··· Record excerpts

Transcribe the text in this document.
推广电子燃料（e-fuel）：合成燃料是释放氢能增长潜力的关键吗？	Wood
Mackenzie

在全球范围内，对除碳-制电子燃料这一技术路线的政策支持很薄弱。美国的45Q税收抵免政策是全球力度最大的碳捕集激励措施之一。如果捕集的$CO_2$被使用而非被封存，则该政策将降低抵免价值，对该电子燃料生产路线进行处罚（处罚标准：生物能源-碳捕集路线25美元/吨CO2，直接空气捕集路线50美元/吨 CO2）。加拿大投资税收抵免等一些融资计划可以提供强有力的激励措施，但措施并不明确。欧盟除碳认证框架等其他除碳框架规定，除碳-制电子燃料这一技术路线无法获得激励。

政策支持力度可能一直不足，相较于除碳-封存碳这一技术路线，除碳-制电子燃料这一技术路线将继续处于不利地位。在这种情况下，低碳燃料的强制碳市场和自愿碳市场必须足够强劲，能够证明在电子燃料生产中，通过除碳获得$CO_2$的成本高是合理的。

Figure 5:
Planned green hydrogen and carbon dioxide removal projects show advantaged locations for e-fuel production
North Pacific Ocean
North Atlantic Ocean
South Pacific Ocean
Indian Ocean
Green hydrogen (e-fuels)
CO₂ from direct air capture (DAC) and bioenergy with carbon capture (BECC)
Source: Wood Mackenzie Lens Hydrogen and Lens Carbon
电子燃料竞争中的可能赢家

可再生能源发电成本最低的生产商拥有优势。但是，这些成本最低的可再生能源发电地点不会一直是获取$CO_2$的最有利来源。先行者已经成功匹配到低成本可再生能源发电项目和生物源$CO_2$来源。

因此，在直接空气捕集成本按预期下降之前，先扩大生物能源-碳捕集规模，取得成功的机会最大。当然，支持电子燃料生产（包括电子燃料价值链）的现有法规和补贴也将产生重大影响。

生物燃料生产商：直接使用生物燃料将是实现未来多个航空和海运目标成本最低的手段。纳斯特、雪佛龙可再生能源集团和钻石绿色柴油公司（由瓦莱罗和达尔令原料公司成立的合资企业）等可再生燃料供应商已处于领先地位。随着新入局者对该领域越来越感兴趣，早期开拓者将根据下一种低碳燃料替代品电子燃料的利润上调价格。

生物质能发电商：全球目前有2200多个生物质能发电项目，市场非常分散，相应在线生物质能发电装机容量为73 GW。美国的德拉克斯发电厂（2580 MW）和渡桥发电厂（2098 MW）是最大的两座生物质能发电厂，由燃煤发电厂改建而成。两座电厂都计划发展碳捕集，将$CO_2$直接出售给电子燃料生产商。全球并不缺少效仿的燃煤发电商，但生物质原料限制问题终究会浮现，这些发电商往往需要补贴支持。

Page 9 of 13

······

▶ **What is needed**: Faithfully transcribe the whole of the data.

▶ **Reply to the exercise**:
Transcribe the text in this document.
推广电子燃料（e-fuel）：合成燃料是释放氢能增长潜力的关键吗？	Wood
Mackenzie

在全球范围内，对除碳-制电子燃料这一技术路线的政策支持很薄弱。美国的45Q税收抵免政策是全球力度最大的碳捕集激励措施之一。如果捕集的$CO_2$被使用而非被封存，则该政策将降低抵免价值，对该电子燃料生产路线进行处罚（处罚标准：生物能源-碳捕集路线25美元/吨CO2，直接空气捕集路线50美元/吨 CO2）。加拿大投资税收抵免等一些融资计划可以提供强有力的激励措施，但措施并不明确。欧盟除碳认证框架等其他除碳框架规定，除碳-制电子燃料这一技术路线无法获得激励。

政策支持力度可能一直不足，相较于除碳-封存碳这一技术路线，除碳-制电子燃料这一技术路线将继续处于不利地位。在这种情况下，低碳燃料的强制碳市场和自愿碳市场必须足够强劲，能够证明在电子燃料生产中，通过除碳获得$CO_2$的成本高是合理的。

Figure 5:
Planned green hydrogen and carbon dioxide removal projects show advantaged locations for e-fuel production
North Pacific Ocean
North Atlantic Ocean
South Pacific Ocean
Indian Ocean
Green hydrogen (e-fuels)
CO₂ from direct air capture (DAC) and bioenergy with carbon capture (BECC)
Source: Wood Mackenzie Lens Hydrogen and Lens Carbon
电子燃料竞争中的可能赢家

可再生能源发电成本最低的生产商拥有优势。但是，这些成本最低的可再生能源发电地点不会一直是获取$CO_2$的最有利来源。先行者已经成功匹配到低成本可再生能源发电项目和生物源$CO_2$来源。

因此，在直接空气捕集成本按预期下降之前，先扩大生物能源-碳捕集规模，取得成功的机会最大。当然，支持电子燃料生产（包括电子燃料价值链）的现有法规和补贴也将产生重大影响。

生物燃料生产商：直接使用生物燃料将是实现未来多个航空和海运目标成本最低的手段。纳斯特、雪佛龙可再生能源集团和钻石绿色柴油公司（由瓦莱罗和达尔令原料公司成立的合资企业）等可再生燃料供应商已处于领先地位。随着新入局者对该领域越来越感兴趣，早期开拓者将根据下一种低碳燃料替代品电子燃料的利润上调价格。

生物质能发电商：全球目前有2200多个生物质能发电项目，市场非常分散，相应在线生物质能发电装机容量为73 GW。美国的德拉克斯发电厂（2580 MW）和渡桥发电厂（2098 MW）是最大的两座生物质能发电厂，由燃煤发电厂改建而成。两座电厂都计划发展碳捕集，将$CO_2$直接出售给电子燃料生产商。全球并不缺少效仿的燃煤发电商，但生物质原料限制问题终究会浮现，这些发电商往往需要补贴支持。

Page 9 of 13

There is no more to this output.